EXERCISE GOAL: Identify the lines that contain the string "vždycky", then copy each of them.

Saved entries
>>>

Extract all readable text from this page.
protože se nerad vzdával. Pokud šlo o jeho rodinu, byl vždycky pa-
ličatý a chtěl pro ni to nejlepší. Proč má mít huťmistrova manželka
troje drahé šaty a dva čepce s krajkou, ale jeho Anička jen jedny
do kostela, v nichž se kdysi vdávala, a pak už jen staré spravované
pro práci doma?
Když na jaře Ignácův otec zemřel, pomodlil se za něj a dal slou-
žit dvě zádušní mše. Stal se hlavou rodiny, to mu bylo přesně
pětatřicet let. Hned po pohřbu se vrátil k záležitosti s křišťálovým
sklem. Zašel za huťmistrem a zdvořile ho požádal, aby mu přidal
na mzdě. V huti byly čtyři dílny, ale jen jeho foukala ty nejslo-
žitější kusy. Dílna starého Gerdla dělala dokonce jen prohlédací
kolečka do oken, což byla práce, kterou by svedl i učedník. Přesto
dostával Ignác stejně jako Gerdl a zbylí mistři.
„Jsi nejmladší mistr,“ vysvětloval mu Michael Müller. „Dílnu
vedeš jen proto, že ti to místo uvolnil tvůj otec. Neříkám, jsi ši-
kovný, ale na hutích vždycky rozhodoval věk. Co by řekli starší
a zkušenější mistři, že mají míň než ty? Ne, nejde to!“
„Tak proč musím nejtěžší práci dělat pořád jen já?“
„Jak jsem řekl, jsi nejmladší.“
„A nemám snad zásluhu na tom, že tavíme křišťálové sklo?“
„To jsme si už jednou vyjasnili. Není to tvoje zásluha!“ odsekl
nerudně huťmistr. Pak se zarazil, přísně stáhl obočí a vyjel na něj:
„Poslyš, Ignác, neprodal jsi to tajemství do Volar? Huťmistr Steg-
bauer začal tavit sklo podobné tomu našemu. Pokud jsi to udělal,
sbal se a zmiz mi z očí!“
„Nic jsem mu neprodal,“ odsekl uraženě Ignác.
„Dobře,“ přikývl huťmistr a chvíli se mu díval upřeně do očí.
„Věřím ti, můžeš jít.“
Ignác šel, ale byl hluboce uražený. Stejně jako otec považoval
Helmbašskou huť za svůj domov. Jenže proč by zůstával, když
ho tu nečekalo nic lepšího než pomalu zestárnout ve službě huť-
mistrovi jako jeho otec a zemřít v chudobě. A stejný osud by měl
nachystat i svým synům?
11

<<<

SOLUTION:
protože se nerad vzdával. Pokud šlo o jeho rodinu, byl vždycky pa-
kovný, ale na hutích vždycky rozhodoval věk. Co by řekli starší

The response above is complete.